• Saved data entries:

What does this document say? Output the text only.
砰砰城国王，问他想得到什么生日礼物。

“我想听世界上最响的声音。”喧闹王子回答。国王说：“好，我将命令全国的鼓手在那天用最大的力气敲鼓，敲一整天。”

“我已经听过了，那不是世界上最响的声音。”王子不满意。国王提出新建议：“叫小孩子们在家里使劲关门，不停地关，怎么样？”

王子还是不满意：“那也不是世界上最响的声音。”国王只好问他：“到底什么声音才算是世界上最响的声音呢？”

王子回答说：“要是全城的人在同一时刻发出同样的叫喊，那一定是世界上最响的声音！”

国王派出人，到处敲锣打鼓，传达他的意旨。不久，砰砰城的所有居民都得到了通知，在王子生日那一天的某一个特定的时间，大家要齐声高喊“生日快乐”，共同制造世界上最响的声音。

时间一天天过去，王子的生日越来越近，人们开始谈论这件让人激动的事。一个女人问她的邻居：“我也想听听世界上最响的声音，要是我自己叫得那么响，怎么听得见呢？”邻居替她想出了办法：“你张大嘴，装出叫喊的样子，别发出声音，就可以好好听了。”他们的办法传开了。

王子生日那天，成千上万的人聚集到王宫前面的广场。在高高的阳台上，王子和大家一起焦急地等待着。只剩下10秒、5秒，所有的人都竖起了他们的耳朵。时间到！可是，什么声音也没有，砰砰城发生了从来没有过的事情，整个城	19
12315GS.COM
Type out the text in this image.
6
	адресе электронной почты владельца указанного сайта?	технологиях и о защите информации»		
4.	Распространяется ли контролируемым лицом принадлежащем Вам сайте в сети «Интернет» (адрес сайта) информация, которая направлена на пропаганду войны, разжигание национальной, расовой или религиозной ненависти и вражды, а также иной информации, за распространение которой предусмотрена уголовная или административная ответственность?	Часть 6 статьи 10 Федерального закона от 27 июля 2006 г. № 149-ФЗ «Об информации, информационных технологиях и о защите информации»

• What this task involves: Reproduce the entries above in full, verbatim.

• Output for this exercise:
What does this document say? Output the text only.
砰砰城国王，问他想得到什么生日礼物。

“我想听世界上最响的声音。”喧闹王子回答。国王说：“好，我将命令全国的鼓手在那天用最大的力气敲鼓，敲一整天。”

“我已经听过了，那不是世界上最响的声音。”王子不满意。国王提出新建议：“叫小孩子们在家里使劲关门，不停地关，怎么样？”

王子还是不满意：“那也不是世界上最响的声音。”国王只好问他：“到底什么声音才算是世界上最响的声音呢？”

王子回答说：“要是全城的人在同一时刻发出同样的叫喊，那一定是世界上最响的声音！”

国王派出人，到处敲锣打鼓，传达他的意旨。不久，砰砰城的所有居民都得到了通知，在王子生日那一天的某一个特定的时间，大家要齐声高喊“生日快乐”，共同制造世界上最响的声音。

时间一天天过去，王子的生日越来越近，人们开始谈论这件让人激动的事。一个女人问她的邻居：“我也想听听世界上最响的声音，要是我自己叫得那么响，怎么听得见呢？”邻居替她想出了办法：“你张大嘴，装出叫喊的样子，别发出声音，就可以好好听了。”他们的办法传开了。

王子生日那天，成千上万的人聚集到王宫前面的广场。在高高的阳台上，王子和大家一起焦急地等待着。只剩下10秒、5秒，所有的人都竖起了他们的耳朵。时间到！可是，什么声音也没有，砰砰城发生了从来没有过的事情，整个城	19
12315GS.COM
Type out the text in this image.
6
	адресе электронной почты владельца указанного сайта?	технологиях и о защите информации»		
4.	Распространяется ли контролируемым лицом принадлежащем Вам сайте в сети «Интернет» (адрес сайта) информация, которая направлена на пропаганду войны, разжигание национальной, расовой или религиозной ненависти и вражды, а также иной информации, за распространение которой предусмотрена уголовная или административная ответственность?	Часть 6 статьи 10 Федерального закона от 27 июля 2006 г. № 149-ФЗ «Об информации, информационных технологиях и о защите информации»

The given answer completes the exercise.